### Stated exercise:
Quote the listing below in full and exactly as written, but omit every picture.

[Extracted data entries]
——
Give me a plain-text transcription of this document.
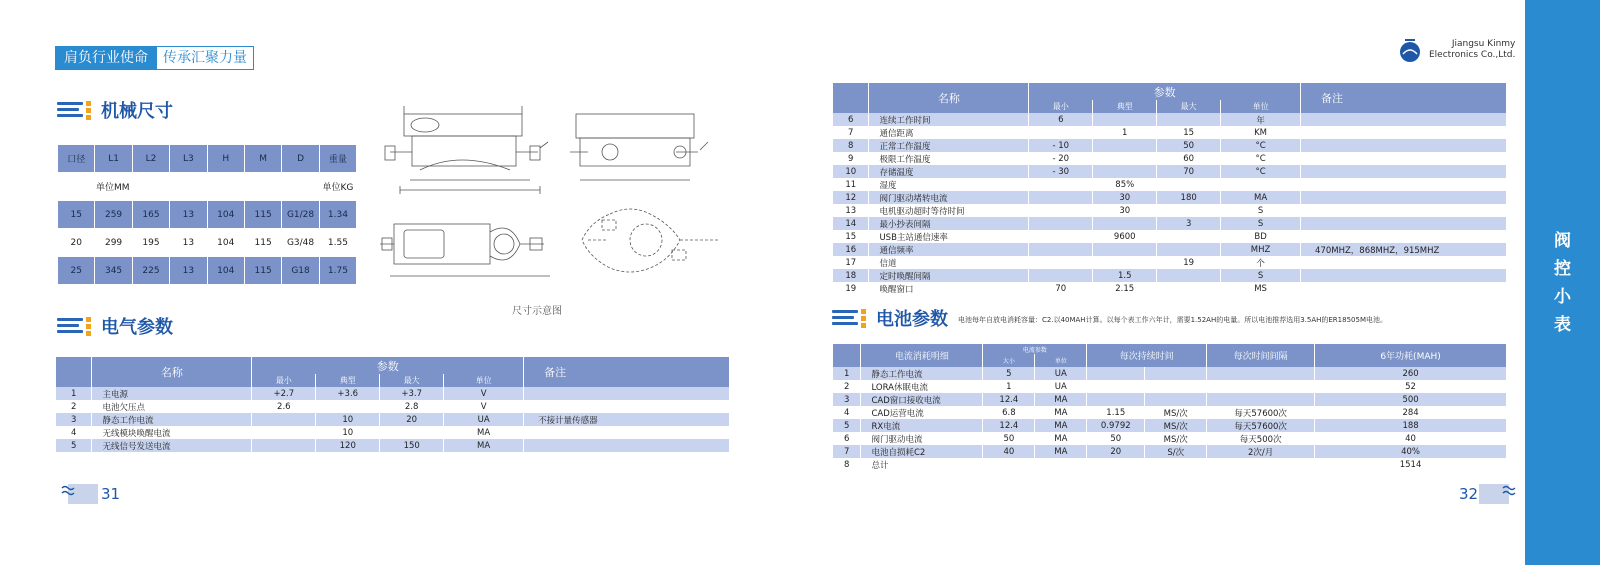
肩负行业使命	传承汇聚力量
机械尺寸
口径	L1	L2	L3	H	M	D	重量
单位MM							单位KG
15	259	165	13	104	115	G1/28	1.34
20	299	195	13	104	115	G3/48	1.55
25	345	225	13	104	115	G18	1.75
尺寸示意图
电气参数
	名称	参数				备注
		最小	典型	最大	单位	
1	主电源	+2.7	+3.6	+3.7	V	
2	电池欠压点	2.6		2.8	V	
3	静态工作电流		10	20	UA	不接计量传感器
4	无线模块唤醒电流		10		MA	
5	无线信号发送电流		120	150	MA	
31
Jiangsu Kinmy
Electronics Co.,Ltd.
	名称	参数				备注
		最小	典型	最大	单位	
6	连续工作时间	6			年	
7	通信距离		1	15	KM	
8	正常工作温度	- 10		50	°C	
9	极限工作温度	- 20		60	°C	
10	存储温度	- 30		70	°C	
11	湿度		85%			
12	阀门驱动堵转电流		30	180	MA	
13	电机驱动超时等待时间		30		S	
14	最小抄表间隔			3	S	
15	USB主站通信速率		9600		BD	
16	通信频率				MHZ	470MHZ，868MHZ，915MHZ
17	信道			19	个	
18	定时唤醒间隔		1.5		S	
19	唤醒窗口	70	2.15		MS	
电池参数 电池每年自放电消耗容量：C2.以40MAH计算。以每个表工作六年计，需要1.52AH的电量。所以电池推荐选用3.5AH的ER18505M电池。
	电流消耗明细	电流参数		每次持续时间		每次时间间隔	6年功耗(MAH)
		大小	单位				
1	静态工作电流	5	UA				260
2	LORA休眠电流	1	UA				52
3	CAD窗口接收电流	12.4	MA				500
4	CAD运营电流	6.8	MA	1.15	MS/次	每天57600次	284
5	RX电流	12.4	MA	0.9792	MS/次	每天57600次	188
6	阀门驱动电流	50	MA	50	MS/次	每天500次	40
7	电池自损耗C2	40	MA	20	S/次	2次/月	40%
8	总计						1514
32
阀
控
小
表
——
### Expected output:
Give me a plain-text transcription of this document.
肩负行业使命	传承汇聚力量
机械尺寸
口径	L1	L2	L3	H	M	D	重量
单位MM							单位KG
15	259	165	13	104	115	G1/28	1.34
20	299	195	13	104	115	G3/48	1.55
25	345	225	13	104	115	G18	1.75
尺寸示意图
电气参数
	名称	参数				备注
		最小	典型	最大	单位	
1	主电源	+2.7	+3.6	+3.7	V	
2	电池欠压点	2.6		2.8	V	
3	静态工作电流		10	20	UA	不接计量传感器
4	无线模块唤醒电流		10		MA	
5	无线信号发送电流		120	150	MA	
31
Jiangsu Kinmy
Electronics Co.,Ltd.
	名称	参数				备注
		最小	典型	最大	单位	
6	连续工作时间	6			年	
7	通信距离		1	15	KM	
8	正常工作温度	- 10		50	°C	
9	极限工作温度	- 20		60	°C	
10	存储温度	- 30		70	°C	
11	湿度		85%			
12	阀门驱动堵转电流		30	180	MA	
13	电机驱动超时等待时间		30		S	
14	最小抄表间隔			3	S	
15	USB主站通信速率		9600		BD	
16	通信频率				MHZ	470MHZ，868MHZ，915MHZ
17	信道			19	个	
18	定时唤醒间隔		1.5		S	
19	唤醒窗口	70	2.15		MS	
电池参数 电池每年自放电消耗容量：C2.以40MAH计算。以每个表工作六年计，需要1.52AH的电量。所以电池推荐选用3.5AH的ER18505M电池。
	电流消耗明细	电流参数		每次持续时间		每次时间间隔	6年功耗(MAH)
		大小	单位				
1	静态工作电流	5	UA				260
2	LORA休眠电流	1	UA				52
3	CAD窗口接收电流	12.4	MA				500
4	CAD运营电流	6.8	MA	1.15	MS/次	每天57600次	284
5	RX电流	12.4	MA	0.9792	MS/次	每天57600次	188
6	阀门驱动电流	50	MA	50	MS/次	每天500次	40
7	电池自损耗C2	40	MA	20	S/次	2次/月	40%
8	总计						1514
32
阀
控
小
表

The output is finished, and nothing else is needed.